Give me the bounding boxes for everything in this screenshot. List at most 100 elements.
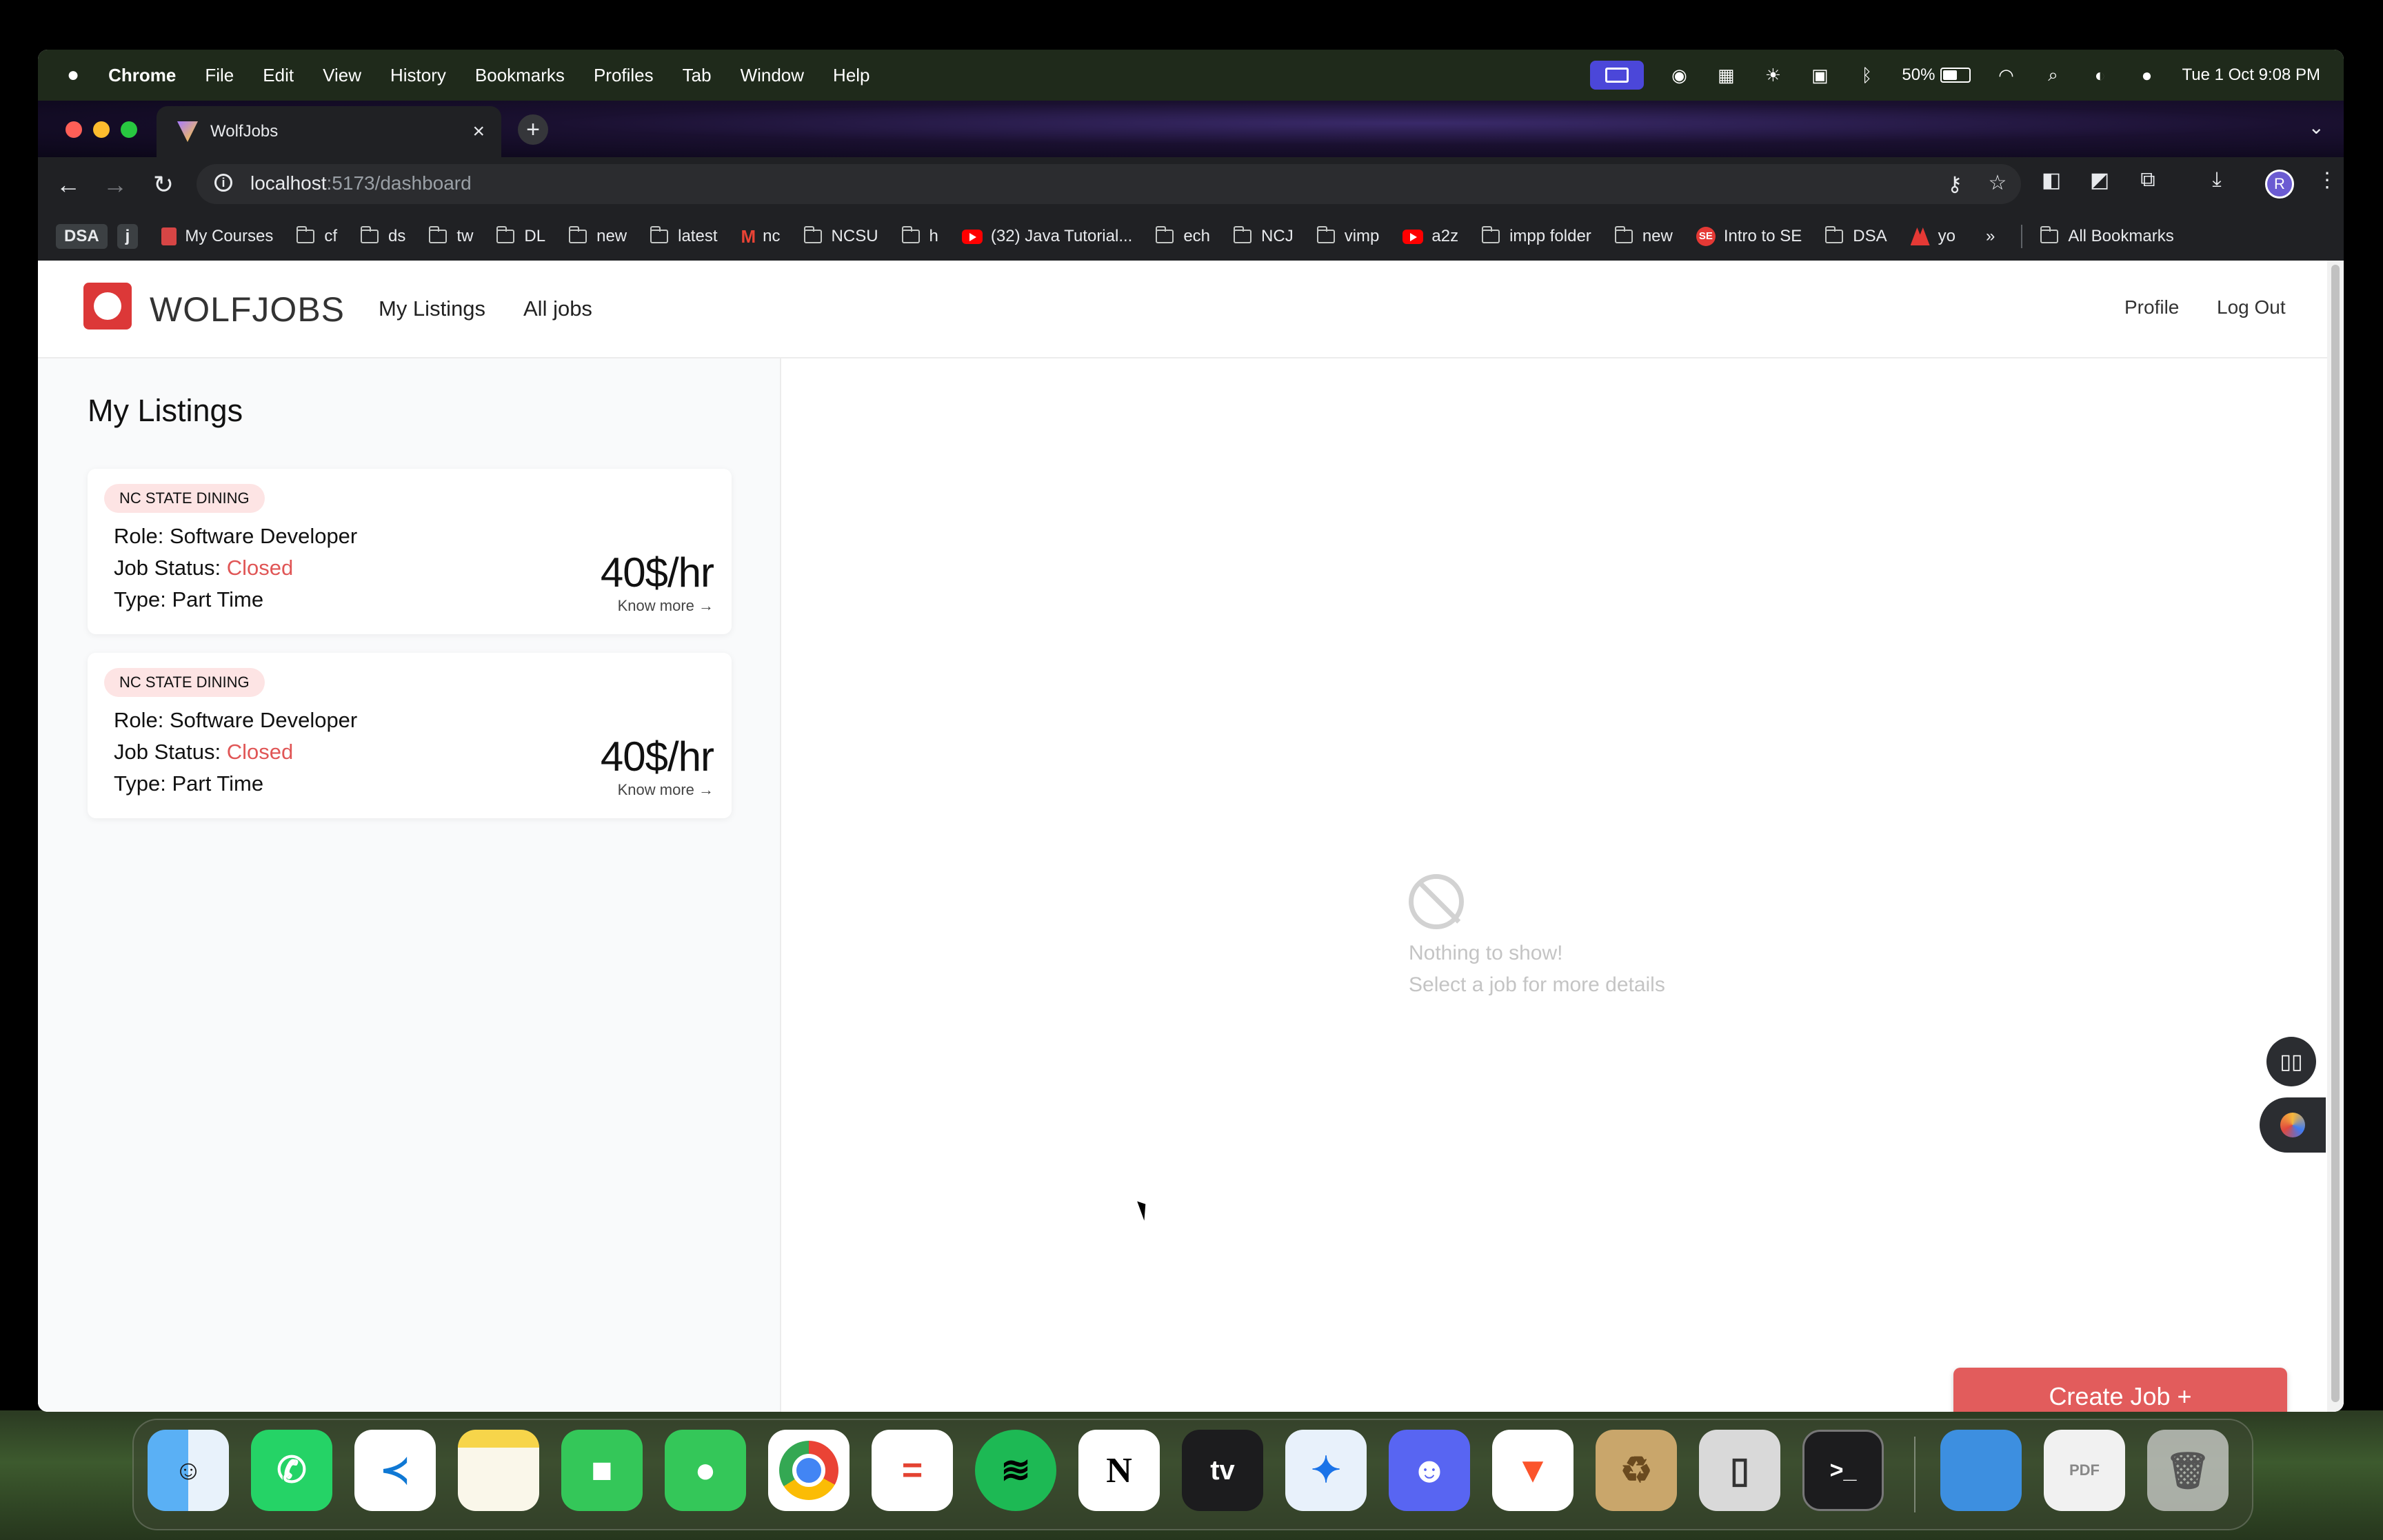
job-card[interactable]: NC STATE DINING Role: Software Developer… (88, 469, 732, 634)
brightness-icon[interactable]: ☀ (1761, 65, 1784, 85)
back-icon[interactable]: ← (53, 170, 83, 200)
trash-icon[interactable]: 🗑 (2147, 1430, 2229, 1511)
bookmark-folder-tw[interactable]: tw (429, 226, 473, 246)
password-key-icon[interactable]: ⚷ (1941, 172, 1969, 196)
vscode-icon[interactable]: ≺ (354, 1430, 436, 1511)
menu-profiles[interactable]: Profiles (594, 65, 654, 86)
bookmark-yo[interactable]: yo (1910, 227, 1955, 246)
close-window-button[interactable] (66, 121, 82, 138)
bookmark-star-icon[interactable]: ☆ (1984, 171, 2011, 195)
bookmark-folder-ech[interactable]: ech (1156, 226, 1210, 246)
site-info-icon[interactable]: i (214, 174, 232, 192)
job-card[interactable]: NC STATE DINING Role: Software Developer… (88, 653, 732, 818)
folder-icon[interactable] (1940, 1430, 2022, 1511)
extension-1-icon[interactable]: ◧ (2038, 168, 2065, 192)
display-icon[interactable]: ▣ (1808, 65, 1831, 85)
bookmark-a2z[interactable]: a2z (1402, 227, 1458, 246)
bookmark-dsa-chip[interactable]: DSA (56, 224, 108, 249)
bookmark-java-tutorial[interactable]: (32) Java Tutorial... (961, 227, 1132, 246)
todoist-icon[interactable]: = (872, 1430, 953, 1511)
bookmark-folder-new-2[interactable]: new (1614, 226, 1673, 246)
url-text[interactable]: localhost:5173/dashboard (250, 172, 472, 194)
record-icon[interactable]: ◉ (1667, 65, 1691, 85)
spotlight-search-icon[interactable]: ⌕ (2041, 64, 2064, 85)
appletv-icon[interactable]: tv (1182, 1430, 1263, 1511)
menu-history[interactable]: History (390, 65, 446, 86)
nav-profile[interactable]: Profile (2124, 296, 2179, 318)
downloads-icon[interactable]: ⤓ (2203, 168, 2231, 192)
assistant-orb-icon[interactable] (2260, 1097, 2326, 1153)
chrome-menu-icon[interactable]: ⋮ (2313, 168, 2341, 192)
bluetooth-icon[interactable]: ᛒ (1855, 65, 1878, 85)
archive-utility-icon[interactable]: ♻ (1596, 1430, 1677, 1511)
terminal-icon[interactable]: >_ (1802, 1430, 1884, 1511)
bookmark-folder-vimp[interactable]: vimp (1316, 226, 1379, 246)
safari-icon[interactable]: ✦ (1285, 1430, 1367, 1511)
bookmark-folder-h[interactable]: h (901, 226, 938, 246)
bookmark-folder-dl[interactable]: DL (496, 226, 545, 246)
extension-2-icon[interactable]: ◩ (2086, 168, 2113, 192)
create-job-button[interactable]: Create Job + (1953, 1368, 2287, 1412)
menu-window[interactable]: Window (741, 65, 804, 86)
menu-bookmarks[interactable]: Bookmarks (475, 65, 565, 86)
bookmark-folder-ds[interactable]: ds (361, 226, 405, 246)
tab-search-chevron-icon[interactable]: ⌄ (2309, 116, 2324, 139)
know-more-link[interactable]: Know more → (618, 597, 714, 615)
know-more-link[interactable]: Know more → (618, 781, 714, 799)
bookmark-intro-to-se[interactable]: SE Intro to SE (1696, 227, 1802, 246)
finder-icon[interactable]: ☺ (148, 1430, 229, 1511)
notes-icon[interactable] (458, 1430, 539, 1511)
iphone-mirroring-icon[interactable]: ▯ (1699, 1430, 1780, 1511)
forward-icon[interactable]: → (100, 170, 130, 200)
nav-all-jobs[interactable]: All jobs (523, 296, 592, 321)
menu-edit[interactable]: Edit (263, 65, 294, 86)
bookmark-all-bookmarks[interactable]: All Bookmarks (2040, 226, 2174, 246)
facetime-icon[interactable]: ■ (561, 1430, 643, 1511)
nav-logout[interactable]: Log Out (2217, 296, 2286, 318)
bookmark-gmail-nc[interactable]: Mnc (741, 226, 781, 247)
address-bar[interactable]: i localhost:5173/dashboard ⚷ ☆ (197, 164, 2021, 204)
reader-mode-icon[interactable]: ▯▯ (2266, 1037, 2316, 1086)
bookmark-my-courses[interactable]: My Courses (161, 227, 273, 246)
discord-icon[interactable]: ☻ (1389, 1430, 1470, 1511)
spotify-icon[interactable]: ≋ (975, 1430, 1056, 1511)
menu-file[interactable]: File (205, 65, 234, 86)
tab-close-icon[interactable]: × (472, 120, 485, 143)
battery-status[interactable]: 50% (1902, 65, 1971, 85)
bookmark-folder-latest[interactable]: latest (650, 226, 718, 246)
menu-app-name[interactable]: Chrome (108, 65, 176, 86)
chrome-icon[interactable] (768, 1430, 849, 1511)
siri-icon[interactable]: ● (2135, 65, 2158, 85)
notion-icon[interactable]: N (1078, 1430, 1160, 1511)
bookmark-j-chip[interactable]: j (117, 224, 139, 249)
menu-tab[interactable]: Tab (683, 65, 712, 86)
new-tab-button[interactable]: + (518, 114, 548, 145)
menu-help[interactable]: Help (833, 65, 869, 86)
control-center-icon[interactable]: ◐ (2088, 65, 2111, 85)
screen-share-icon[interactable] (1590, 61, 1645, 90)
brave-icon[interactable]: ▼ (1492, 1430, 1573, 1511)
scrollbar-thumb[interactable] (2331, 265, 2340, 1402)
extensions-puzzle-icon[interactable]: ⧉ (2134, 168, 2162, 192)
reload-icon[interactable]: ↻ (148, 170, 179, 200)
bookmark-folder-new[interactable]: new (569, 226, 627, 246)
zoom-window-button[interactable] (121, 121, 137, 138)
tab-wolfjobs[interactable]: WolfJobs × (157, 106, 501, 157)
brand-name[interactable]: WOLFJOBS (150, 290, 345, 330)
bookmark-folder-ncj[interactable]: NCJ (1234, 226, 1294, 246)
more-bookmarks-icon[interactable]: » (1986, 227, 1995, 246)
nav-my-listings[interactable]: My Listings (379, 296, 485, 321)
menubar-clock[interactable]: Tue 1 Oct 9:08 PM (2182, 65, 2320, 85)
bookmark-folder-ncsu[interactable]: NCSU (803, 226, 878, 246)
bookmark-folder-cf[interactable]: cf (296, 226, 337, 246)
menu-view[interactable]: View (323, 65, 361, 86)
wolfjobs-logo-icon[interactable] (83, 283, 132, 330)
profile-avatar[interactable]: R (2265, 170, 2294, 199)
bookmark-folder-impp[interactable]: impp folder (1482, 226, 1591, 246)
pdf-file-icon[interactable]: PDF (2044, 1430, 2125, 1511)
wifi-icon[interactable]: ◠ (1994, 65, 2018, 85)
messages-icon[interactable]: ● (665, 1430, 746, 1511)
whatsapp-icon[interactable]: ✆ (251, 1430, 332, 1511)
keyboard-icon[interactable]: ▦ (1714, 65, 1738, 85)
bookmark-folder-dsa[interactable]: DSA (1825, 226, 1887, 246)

※

**Exercise task**
Rewrite all the records above, replacing "interactable" with "clickable" each time it appears and leaving everything else unchanged. Leave the pictures out.

**Completed exercise**
Give me the bounding boxes for everything in this screenshot. List at most 100 elements.
job-card[clickable]: NC STATE DINING Role: Software Developer… (88, 469, 732, 634)
brightness-icon[clickable]: ☀ (1761, 65, 1784, 85)
back-icon[clickable]: ← (53, 170, 83, 200)
trash-icon[clickable]: 🗑 (2147, 1430, 2229, 1511)
bookmark-folder-tw[clickable]: tw (429, 226, 473, 246)
password-key-icon[clickable]: ⚷ (1941, 172, 1969, 196)
vscode-icon[clickable]: ≺ (354, 1430, 436, 1511)
menu-profiles[clickable]: Profiles (594, 65, 654, 86)
bookmark-yo[clickable]: yo (1910, 227, 1955, 246)
close-window-button[clickable] (66, 121, 82, 138)
bookmark-star-icon[clickable]: ☆ (1984, 171, 2011, 195)
bookmark-folder-ech[clickable]: ech (1156, 226, 1210, 246)
site-info-icon[clickable]: i (214, 174, 232, 192)
job-card[clickable]: NC STATE DINING Role: Software Developer… (88, 653, 732, 818)
folder-icon[clickable] (1940, 1430, 2022, 1511)
extension-1-icon[clickable]: ◧ (2038, 168, 2065, 192)
display-icon[clickable]: ▣ (1808, 65, 1831, 85)
bookmark-a2z[clickable]: a2z (1402, 227, 1458, 246)
bookmark-dsa-chip[clickable]: DSA (56, 224, 108, 249)
bookmark-java-tutorial[clickable]: (32) Java Tutorial... (961, 227, 1132, 246)
todoist-icon[clickable]: = (872, 1430, 953, 1511)
bookmark-folder-new-2[clickable]: new (1614, 226, 1673, 246)
url-text[clickable]: localhost:5173/dashboard (250, 172, 472, 194)
record-icon[clickable]: ◉ (1667, 65, 1691, 85)
spotlight-search-icon[clickable]: ⌕ (2041, 64, 2064, 85)
appletv-icon[clickable]: tv (1182, 1430, 1263, 1511)
menu-history[clickable]: History (390, 65, 446, 86)
nav-profile[clickable]: Profile (2124, 296, 2179, 318)
downloads-icon[clickable]: ⤓ (2203, 168, 2231, 192)
assistant-orb-icon[clickable] (2260, 1097, 2326, 1153)
chrome-menu-icon[clickable]: ⋮ (2313, 168, 2341, 192)
bluetooth-icon[clickable]: ᛒ (1855, 65, 1878, 85)
archive-utility-icon[clickable]: ♻ (1596, 1430, 1677, 1511)
terminal-icon[clickable]: >_ (1802, 1430, 1884, 1511)
bookmark-folder-vimp[clickable]: vimp (1316, 226, 1379, 246)
safari-icon[clickable]: ✦ (1285, 1430, 1367, 1511)
bookmark-folder-h[clickable]: h (901, 226, 938, 246)
bookmark-folder-dl[clickable]: DL (496, 226, 545, 246)
extension-2-icon[clickable]: ◩ (2086, 168, 2113, 192)
create-job-button[clickable]: Create Job + (1953, 1368, 2287, 1412)
menu-window[clickable]: Window (741, 65, 804, 86)
menu-bookmarks[clickable]: Bookmarks (475, 65, 565, 86)
bookmark-folder-ds[clickable]: ds (361, 226, 405, 246)
tab-search-chevron-icon[clickable]: ⌄ (2309, 116, 2324, 139)
know-more-link[clickable]: Know more → (618, 597, 714, 615)
know-more-link[clickable]: Know more → (618, 781, 714, 799)
bookmark-intro-to-se[clickable]: SE Intro to SE (1696, 227, 1802, 246)
finder-icon[clickable]: ☺ (148, 1430, 229, 1511)
notes-icon[clickable] (458, 1430, 539, 1511)
iphone-mirroring-icon[clickable]: ▯ (1699, 1430, 1780, 1511)
forward-icon[clickable]: → (100, 170, 130, 200)
nav-all-jobs[clickable]: All jobs (523, 296, 592, 321)
menu-edit[clickable]: Edit (263, 65, 294, 86)
bookmark-all-bookmarks[clickable]: All Bookmarks (2040, 226, 2174, 246)
facetime-icon[clickable]: ■ (561, 1430, 643, 1511)
nav-logout[clickable]: Log Out (2217, 296, 2286, 318)
bookmark-gmail-nc[clickable]: Mnc (741, 226, 781, 247)
address-bar[clickable]: i localhost:5173/dashboard ⚷ ☆ (197, 164, 2021, 204)
reader-mode-icon[clickable]: ▯▯ (2266, 1037, 2316, 1086)
bookmark-my-courses[clickable]: My Courses (161, 227, 273, 246)
discord-icon[clickable]: ☻ (1389, 1430, 1470, 1511)
spotify-icon[clickable]: ≋ (975, 1430, 1056, 1511)
menu-file[clickable]: File (205, 65, 234, 86)
tab-close-icon[clickable]: × (472, 120, 485, 143)
battery-status[clickable]: 50% (1902, 65, 1971, 85)
bookmark-folder-latest[clickable]: latest (650, 226, 718, 246)
menu-app-name[clickable]: Chrome (108, 65, 176, 86)
chrome-icon[clickable] (768, 1430, 849, 1511)
siri-icon[clickable]: ● (2135, 65, 2158, 85)
notion-icon[clickable]: N (1078, 1430, 1160, 1511)
bookmark-j-chip[clickable]: j (117, 224, 139, 249)
menu-tab[clickable]: Tab (683, 65, 712, 86)
new-tab-button[clickable]: + (518, 114, 548, 145)
menu-help[clickable]: Help (833, 65, 869, 86)
control-center-icon[clickable]: ◐ (2088, 65, 2111, 85)
screen-share-icon[clickable] (1590, 61, 1645, 90)
brave-icon[clickable]: ▼ (1492, 1430, 1573, 1511)
scrollbar-thumb[clickable] (2331, 265, 2340, 1402)
extensions-puzzle-icon[clickable]: ⧉ (2134, 168, 2162, 192)
reload-icon[clickable]: ↻ (148, 170, 179, 200)
bookmark-folder-new[clickable]: new (569, 226, 627, 246)
zoom-window-button[clickable] (121, 121, 137, 138)
tab-wolfjobs[clickable]: WolfJobs × (157, 106, 501, 157)
brand-name[clickable]: WOLFJOBS (150, 290, 345, 330)
bookmark-folder-ncj[clickable]: NCJ (1234, 226, 1294, 246)
more-bookmarks-icon[clickable]: » (1986, 227, 1995, 246)
nav-my-listings[clickable]: My Listings (379, 296, 485, 321)
menubar-clock[clickable]: Tue 1 Oct 9:08 PM (2182, 65, 2320, 85)
bookmark-folder-ncsu[clickable]: NCSU (803, 226, 878, 246)
bookmark-folder-cf[clickable]: cf (296, 226, 337, 246)
menu-view[clickable]: View (323, 65, 361, 86)
wolfjobs-logo-icon[clickable] (83, 283, 132, 330)
profile-avatar[clickable]: R (2265, 170, 2294, 199)
bookmark-folder-impp[clickable]: impp folder (1482, 226, 1591, 246)
pdf-file-icon[clickable]: PDF (2044, 1430, 2125, 1511)
wifi-icon[clickable]: ◠ (1994, 65, 2018, 85)
messages-icon[clickable]: ● (665, 1430, 746, 1511)
whatsapp-icon[clickable]: ✆ (251, 1430, 332, 1511)
keyboard-icon[clickable]: ▦ (1714, 65, 1738, 85)
bookmark-folder-dsa[clickable]: DSA (1825, 226, 1887, 246)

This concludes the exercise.